PROBLEM DESCRIPTION: Across the entries below, how many lines contain the word "days"? Give the number alone.
┌─ GIVEN INFORMATION
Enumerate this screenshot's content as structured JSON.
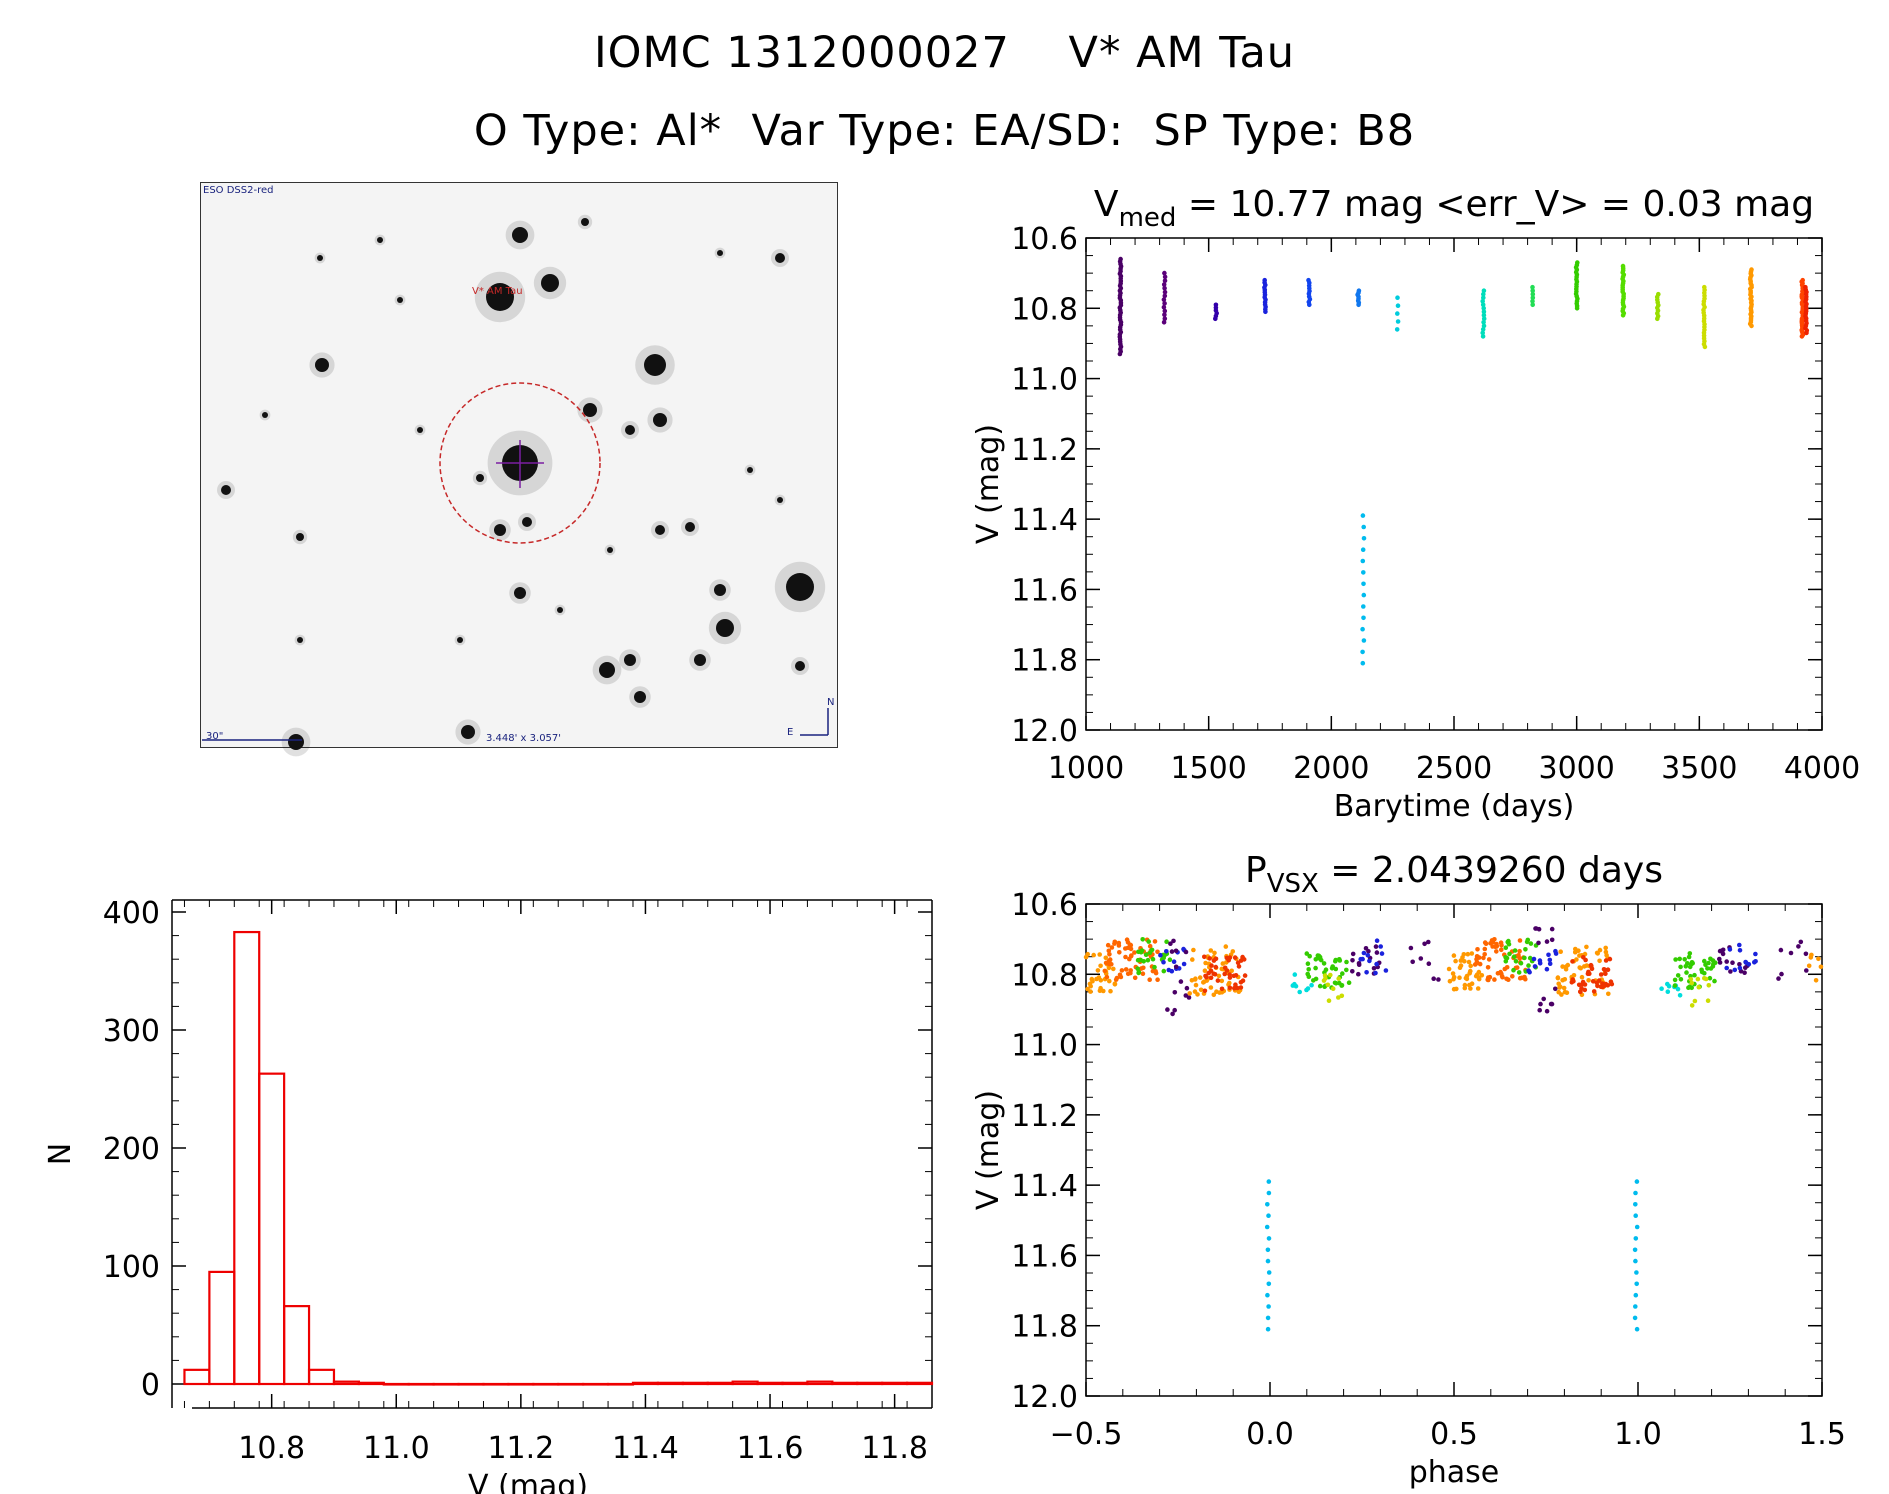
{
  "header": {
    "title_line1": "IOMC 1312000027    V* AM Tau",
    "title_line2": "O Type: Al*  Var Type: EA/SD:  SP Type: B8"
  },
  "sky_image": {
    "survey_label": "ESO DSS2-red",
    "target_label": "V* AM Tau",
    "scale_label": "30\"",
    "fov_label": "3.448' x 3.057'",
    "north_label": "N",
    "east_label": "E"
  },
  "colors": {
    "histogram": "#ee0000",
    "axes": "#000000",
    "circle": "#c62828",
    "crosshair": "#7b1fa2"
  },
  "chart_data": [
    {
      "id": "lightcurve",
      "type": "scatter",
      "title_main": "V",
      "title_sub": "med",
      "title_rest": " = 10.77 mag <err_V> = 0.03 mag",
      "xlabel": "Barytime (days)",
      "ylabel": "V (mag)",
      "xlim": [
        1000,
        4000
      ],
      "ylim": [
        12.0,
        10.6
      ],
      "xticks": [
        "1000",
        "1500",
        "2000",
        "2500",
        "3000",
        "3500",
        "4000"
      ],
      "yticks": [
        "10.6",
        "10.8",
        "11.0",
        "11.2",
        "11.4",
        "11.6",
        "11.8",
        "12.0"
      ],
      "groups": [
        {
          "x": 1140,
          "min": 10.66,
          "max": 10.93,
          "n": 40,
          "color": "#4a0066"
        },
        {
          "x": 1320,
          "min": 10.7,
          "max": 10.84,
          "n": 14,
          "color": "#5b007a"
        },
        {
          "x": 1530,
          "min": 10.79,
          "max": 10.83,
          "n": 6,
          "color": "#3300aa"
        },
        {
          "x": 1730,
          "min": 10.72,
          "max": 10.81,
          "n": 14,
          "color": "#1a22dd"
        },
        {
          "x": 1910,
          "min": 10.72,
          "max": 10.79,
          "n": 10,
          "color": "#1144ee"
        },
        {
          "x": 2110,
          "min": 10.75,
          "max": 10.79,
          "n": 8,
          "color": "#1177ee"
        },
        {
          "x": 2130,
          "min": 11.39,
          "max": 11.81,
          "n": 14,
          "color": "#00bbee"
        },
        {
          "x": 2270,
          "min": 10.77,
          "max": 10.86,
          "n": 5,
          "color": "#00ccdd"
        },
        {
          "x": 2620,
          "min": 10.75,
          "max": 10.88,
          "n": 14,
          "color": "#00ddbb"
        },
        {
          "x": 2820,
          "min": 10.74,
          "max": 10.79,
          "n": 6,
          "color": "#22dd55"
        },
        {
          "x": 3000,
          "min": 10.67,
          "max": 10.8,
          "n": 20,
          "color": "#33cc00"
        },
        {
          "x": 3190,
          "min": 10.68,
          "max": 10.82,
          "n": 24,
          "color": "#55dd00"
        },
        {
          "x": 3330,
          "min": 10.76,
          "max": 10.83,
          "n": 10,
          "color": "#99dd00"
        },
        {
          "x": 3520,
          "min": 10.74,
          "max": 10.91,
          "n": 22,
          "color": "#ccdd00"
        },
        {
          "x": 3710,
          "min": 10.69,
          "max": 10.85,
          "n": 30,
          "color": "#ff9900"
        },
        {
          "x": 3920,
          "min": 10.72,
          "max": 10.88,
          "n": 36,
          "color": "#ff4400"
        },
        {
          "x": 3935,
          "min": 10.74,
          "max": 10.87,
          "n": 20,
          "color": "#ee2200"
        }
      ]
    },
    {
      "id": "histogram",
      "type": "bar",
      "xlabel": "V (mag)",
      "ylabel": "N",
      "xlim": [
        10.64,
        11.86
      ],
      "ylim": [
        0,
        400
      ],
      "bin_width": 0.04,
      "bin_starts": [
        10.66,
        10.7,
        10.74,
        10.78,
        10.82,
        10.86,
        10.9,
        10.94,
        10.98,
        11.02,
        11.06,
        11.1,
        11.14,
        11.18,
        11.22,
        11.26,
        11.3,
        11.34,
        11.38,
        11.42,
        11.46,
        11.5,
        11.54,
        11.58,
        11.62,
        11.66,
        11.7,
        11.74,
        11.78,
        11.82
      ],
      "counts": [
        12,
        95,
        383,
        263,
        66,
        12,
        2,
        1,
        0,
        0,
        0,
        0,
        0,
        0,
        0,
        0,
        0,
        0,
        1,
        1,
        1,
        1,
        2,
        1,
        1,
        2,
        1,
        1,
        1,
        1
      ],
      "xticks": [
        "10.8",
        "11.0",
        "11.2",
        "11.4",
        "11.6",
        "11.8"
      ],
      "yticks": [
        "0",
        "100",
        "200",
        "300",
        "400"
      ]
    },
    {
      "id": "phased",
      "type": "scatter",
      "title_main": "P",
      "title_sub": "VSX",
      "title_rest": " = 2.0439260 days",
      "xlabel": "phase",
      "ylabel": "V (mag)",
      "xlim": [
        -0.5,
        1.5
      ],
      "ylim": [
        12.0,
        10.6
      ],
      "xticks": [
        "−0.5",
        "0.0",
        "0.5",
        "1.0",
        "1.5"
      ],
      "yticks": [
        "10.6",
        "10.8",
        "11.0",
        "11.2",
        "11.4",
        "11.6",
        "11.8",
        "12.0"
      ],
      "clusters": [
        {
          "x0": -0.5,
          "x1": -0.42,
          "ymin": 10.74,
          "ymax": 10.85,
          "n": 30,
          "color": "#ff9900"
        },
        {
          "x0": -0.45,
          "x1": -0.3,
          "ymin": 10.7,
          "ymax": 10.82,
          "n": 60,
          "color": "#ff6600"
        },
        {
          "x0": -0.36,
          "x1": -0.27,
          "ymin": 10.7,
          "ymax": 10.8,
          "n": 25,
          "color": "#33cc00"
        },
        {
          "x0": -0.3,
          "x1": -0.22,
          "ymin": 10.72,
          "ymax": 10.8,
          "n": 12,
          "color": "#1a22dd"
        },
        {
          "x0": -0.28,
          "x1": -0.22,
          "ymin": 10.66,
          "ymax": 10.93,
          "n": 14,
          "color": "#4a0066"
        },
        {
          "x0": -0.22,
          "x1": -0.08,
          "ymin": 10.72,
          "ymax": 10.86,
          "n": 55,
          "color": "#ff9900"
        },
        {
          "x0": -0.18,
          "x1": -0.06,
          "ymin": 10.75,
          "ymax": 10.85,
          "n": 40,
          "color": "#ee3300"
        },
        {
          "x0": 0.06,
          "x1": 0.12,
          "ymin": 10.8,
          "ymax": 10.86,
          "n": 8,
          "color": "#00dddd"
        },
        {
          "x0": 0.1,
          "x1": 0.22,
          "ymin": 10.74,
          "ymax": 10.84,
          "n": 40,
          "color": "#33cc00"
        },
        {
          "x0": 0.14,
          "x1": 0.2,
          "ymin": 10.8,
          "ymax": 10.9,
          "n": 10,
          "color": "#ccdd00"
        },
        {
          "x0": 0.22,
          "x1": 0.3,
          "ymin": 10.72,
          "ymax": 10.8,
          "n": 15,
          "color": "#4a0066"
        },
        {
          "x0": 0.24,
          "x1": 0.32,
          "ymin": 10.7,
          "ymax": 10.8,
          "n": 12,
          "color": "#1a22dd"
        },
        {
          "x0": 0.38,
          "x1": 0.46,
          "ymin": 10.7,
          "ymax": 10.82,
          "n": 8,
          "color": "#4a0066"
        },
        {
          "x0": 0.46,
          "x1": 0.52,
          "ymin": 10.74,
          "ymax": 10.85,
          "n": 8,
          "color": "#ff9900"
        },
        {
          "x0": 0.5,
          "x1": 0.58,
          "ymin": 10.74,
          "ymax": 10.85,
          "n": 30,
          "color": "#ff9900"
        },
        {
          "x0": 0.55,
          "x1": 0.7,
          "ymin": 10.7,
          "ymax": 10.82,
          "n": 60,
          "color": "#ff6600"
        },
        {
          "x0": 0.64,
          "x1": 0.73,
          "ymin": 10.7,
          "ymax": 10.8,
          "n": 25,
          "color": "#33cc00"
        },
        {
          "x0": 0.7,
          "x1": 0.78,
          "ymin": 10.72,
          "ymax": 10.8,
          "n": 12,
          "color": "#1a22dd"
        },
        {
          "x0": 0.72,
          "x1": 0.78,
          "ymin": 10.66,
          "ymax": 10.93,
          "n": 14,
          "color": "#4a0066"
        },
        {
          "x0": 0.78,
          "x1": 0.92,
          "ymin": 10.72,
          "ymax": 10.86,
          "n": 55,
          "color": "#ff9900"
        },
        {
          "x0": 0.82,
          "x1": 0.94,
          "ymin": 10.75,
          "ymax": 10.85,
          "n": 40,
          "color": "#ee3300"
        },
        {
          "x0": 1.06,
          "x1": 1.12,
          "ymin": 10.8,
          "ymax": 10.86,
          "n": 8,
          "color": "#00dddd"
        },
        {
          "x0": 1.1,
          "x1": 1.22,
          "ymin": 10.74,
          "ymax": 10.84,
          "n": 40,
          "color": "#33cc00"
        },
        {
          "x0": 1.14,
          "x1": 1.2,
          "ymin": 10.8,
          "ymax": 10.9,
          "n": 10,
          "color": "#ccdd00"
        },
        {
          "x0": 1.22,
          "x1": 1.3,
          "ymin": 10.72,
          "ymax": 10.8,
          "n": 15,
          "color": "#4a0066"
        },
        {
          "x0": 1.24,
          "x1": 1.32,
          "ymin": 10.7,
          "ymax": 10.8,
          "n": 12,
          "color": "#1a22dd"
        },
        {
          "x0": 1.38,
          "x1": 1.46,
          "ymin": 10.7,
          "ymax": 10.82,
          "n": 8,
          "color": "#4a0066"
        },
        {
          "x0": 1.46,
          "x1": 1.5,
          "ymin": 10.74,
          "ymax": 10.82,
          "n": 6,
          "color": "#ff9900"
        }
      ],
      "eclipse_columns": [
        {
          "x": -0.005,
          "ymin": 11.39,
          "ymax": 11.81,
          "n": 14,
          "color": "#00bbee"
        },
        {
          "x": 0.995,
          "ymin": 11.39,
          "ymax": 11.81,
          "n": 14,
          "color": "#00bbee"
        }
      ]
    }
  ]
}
└─
OUTPUT FOR THIS TASK: 2